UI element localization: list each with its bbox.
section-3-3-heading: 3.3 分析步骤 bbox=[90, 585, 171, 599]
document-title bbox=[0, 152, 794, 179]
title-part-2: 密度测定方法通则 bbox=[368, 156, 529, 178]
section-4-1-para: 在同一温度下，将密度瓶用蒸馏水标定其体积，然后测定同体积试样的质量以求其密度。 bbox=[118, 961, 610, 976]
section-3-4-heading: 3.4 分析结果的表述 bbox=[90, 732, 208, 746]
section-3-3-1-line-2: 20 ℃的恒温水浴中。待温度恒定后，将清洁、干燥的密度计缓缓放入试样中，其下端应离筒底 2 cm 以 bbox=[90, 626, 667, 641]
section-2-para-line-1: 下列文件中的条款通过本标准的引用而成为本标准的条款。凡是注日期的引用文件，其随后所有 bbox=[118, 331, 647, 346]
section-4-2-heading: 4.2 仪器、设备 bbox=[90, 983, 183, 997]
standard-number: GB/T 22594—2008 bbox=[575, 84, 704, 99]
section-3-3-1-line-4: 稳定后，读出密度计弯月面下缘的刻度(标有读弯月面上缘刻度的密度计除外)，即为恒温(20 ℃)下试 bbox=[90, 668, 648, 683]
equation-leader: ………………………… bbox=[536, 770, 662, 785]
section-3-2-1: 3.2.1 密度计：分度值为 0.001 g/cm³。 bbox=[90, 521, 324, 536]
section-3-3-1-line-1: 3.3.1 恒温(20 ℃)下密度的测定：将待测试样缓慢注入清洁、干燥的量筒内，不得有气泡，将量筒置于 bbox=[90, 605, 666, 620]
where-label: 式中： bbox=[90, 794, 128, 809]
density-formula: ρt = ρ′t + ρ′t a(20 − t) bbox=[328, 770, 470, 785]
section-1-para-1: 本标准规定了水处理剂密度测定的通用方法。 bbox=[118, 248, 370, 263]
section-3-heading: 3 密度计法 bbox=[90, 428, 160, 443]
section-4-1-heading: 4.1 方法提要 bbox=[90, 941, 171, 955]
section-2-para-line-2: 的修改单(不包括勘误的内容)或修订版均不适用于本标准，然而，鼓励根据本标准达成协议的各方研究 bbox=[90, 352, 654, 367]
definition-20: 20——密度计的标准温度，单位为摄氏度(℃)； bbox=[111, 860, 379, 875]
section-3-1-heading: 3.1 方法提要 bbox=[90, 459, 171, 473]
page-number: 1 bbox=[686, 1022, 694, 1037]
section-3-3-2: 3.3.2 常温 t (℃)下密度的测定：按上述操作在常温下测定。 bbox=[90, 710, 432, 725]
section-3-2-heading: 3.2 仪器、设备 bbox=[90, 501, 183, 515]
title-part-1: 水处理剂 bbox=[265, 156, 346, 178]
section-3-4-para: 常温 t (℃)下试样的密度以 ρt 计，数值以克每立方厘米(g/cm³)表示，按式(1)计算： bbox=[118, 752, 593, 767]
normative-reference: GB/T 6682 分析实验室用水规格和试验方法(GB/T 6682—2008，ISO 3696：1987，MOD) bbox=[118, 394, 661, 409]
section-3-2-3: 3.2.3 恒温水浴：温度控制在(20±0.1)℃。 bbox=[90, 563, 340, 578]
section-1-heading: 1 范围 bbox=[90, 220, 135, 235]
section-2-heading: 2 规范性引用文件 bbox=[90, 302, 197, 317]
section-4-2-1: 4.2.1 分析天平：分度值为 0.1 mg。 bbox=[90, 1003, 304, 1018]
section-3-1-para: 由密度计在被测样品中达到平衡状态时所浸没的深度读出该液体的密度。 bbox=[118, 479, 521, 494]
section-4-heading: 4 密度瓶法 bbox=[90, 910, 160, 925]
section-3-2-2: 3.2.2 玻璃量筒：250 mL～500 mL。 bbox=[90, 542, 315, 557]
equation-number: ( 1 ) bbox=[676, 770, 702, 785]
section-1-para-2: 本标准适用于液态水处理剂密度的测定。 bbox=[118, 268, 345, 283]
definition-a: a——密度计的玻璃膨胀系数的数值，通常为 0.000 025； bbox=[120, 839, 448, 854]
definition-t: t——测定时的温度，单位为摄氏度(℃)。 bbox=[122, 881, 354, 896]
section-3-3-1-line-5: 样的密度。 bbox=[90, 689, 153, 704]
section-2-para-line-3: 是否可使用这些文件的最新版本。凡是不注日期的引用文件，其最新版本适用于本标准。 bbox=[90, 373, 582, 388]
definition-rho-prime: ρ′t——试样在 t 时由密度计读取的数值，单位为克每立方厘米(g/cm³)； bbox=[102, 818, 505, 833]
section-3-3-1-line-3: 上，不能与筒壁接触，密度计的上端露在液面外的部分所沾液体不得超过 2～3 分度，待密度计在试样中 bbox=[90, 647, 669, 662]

----

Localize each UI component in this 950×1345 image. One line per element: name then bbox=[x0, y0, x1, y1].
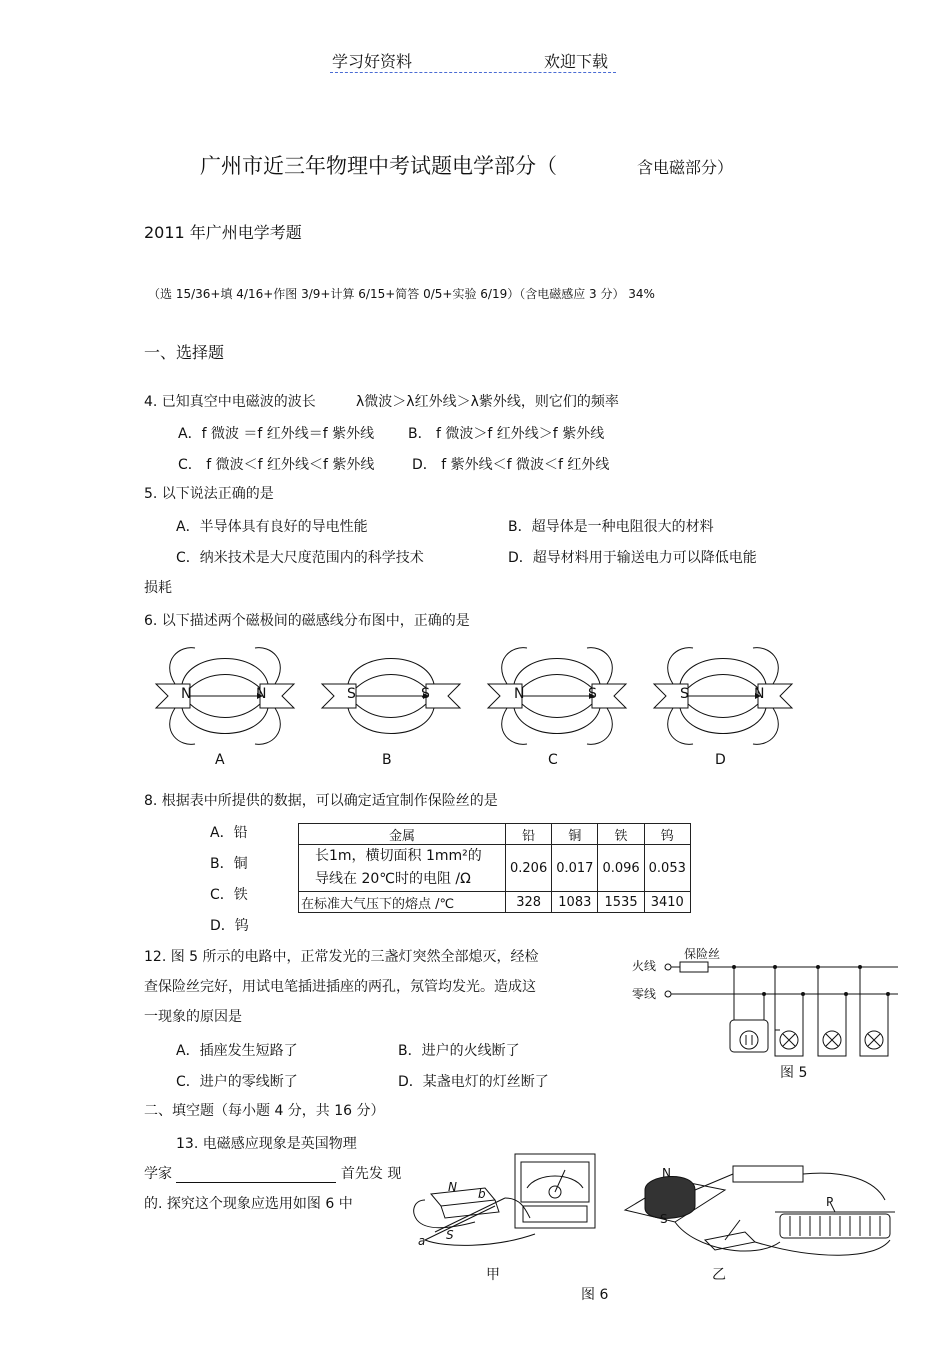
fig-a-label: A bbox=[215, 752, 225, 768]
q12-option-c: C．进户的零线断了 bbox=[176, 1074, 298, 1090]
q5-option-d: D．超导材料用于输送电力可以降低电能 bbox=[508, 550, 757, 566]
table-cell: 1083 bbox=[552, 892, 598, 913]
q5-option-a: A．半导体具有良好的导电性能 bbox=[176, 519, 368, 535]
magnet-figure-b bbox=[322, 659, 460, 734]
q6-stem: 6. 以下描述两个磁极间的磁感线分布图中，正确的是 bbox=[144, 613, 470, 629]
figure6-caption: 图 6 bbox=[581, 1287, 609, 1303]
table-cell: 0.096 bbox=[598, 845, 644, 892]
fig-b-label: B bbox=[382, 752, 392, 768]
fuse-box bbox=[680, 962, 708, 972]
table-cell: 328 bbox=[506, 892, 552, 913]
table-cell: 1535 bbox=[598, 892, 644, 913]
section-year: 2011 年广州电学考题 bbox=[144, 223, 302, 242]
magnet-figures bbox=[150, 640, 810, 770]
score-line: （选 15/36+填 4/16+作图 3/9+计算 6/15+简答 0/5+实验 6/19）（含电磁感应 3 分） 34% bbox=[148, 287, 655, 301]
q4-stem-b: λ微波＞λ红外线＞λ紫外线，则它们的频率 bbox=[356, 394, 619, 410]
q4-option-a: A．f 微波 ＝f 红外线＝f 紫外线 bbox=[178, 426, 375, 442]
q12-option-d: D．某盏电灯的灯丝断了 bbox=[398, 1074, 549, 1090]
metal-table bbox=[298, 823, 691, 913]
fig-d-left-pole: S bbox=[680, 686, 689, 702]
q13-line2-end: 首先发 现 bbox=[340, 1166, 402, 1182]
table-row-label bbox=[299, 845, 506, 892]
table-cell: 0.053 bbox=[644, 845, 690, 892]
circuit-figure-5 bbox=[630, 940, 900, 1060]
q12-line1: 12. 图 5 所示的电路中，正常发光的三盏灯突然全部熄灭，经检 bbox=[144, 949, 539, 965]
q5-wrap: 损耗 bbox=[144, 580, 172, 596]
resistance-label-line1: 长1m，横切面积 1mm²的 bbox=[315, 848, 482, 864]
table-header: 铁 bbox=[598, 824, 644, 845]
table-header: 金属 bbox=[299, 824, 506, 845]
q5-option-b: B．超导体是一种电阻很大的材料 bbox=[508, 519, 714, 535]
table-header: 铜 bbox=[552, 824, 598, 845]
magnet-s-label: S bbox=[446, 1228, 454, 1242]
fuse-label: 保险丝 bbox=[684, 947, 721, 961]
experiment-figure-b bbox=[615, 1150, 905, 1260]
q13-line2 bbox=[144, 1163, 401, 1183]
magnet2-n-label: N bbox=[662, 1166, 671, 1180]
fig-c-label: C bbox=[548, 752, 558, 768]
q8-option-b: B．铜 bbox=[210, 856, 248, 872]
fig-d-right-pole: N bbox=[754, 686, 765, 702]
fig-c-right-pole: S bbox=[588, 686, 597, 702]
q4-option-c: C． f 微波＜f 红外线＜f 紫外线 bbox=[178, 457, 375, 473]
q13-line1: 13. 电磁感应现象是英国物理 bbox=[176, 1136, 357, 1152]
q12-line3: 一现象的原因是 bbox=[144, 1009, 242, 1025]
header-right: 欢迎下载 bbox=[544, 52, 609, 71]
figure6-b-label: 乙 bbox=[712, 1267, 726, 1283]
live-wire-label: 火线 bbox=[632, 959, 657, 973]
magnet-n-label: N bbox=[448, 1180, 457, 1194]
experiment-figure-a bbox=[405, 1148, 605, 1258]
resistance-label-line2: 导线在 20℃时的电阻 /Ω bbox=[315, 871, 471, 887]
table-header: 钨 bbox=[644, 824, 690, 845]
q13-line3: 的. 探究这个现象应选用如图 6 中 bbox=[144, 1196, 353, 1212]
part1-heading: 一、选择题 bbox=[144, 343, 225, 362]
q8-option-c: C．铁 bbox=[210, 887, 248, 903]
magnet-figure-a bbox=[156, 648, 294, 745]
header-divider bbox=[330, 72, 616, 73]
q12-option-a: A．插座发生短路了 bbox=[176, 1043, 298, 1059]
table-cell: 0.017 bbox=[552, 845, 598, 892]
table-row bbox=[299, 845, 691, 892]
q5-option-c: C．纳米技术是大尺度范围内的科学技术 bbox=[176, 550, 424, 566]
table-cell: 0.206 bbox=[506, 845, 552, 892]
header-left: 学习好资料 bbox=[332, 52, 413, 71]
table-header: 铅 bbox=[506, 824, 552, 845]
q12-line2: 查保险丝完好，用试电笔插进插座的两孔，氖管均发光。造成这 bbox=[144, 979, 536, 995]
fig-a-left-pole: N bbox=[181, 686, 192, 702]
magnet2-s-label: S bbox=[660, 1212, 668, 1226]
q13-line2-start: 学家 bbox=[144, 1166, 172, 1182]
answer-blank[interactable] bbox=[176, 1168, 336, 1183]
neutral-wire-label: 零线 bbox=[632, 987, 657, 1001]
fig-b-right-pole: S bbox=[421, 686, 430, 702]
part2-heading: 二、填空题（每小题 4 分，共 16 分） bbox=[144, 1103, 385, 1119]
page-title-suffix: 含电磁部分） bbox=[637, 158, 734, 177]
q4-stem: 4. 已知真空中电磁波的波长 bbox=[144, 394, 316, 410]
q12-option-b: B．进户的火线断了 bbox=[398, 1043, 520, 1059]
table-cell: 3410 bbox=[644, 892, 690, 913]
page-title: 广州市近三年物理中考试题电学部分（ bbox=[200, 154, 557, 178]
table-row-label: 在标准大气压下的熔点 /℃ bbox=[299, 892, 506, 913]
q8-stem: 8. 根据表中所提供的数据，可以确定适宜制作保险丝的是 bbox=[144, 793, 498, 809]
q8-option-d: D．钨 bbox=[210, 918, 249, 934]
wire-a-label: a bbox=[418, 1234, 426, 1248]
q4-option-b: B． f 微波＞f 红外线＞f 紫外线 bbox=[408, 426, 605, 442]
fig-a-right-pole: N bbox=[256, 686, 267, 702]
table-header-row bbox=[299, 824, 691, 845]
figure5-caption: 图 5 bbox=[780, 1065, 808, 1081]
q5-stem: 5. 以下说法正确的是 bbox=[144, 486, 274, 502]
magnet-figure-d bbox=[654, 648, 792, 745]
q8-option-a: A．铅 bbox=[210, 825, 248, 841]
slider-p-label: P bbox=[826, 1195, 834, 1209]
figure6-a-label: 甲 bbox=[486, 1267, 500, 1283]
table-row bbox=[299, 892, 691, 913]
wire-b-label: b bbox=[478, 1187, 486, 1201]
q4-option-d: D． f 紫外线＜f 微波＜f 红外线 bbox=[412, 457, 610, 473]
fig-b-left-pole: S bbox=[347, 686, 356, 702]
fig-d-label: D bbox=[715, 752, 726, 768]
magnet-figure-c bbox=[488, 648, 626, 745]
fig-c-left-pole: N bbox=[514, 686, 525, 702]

----

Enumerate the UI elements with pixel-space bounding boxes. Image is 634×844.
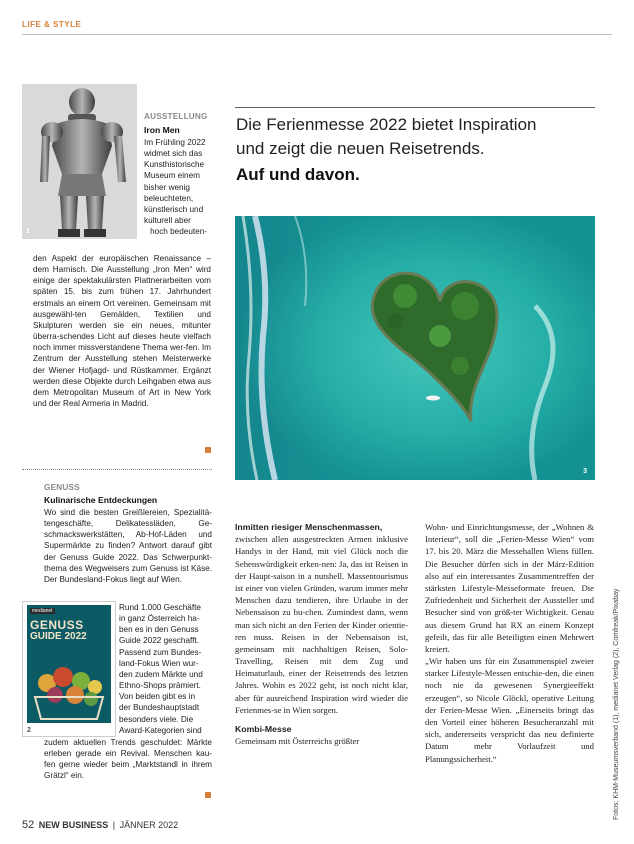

----

■ **GIVEN EXERCISE**:
Turn the data into a Markdown table with the columns No. and Line, one row per line, numbered, with blank lines left out. Begin at the line that has "UI element localization: list" and stop after the line that has "352, 654, 367]".

■ **RESULT OF THE EXERCISE**:
| No. | Line |
|---|---|
| 1 | UI element localization: list each with its bbox. |
| 2 | section-3-3-heading: 3.3 分析步骤 bbox=[90, 585, 171, 599] |
| 3 | document-title bbox=[0, 152, 794, 179] |
| 4 | title-part-2: 密度测定方法通则 bbox=[368, 156, 529, 178] |
| 5 | section-4-1-para: 在同一温度下，将密度瓶用蒸馏水标定其体积，然后测定同体积试样的质量以求其密度。 bbox=[118, 961, 610, 976] |
| 6 | section-3-4-heading: 3.4 分析结果的表述 bbox=[90, 732, 208, 746] |
| 7 | section-3-3-1-line-2: 20 ℃的恒温水浴中。待温度恒定后，将清洁、干燥的密度计缓缓放入试样中，其下端应离筒底 2 cm 以 bbox=[90, 626, 667, 641] |
| 8 | section-2-para-line-1: 下列文件中的条款通过本标准的引用而成为本标准的条款。凡是注日期的引用文件，其随后所有 bbox=[118, 331, 647, 346] |
| 9 | section-4-2-heading: 4.2 仪器、设备 bbox=[90, 983, 183, 997] |
| 10 | standard-number: GB/T 22594—2008 bbox=[575, 84, 704, 99] |
| 11 | section-3-3-1-line-4: 稳定后，读出密度计弯月面下缘的刻度(标有读弯月面上缘刻度的密度计除外)，即为恒温(20 ℃)下试 bbox=[90, 668, 648, 683] |
| 12 | equation-leader: ………………………… bbox=[536, 770, 662, 785] |
| 13 | section-3-2-1: 3.2.1 密度计：分度值为 0.001 g/cm³。 bbox=[90, 521, 324, 536] |
| 14 | section-3-3-1-line-1: 3.3.1 恒温(20 ℃)下密度的测定：将待测试样缓慢注入清洁、干燥的量筒内，不得有气泡，将量筒置于 bbox=[90, 605, 666, 620] |
| 15 | where-label: 式中： bbox=[90, 794, 128, 809] |
| 16 | density-formula: ρt = ρ′t + ρ′t a(20 − t) bbox=[328, 770, 470, 785] |
| 17 | section-1-para-1: 本标准规定了水处理剂密度测定的通用方法。 bbox=[118, 248, 370, 263] |
| 18 | section-3-heading: 3 密度计法 bbox=[90, 428, 160, 443] |
| 19 | section-4-1-heading: 4.1 方法提要 bbox=[90, 941, 171, 955] |
| 20 | section-2-para-line-2: 的修改单(不包括勘误的内容)或修订版均不适用于本标准，然而，鼓励根据本标准达成协议的各方研究 bbox=[90, 352, 654, 367] |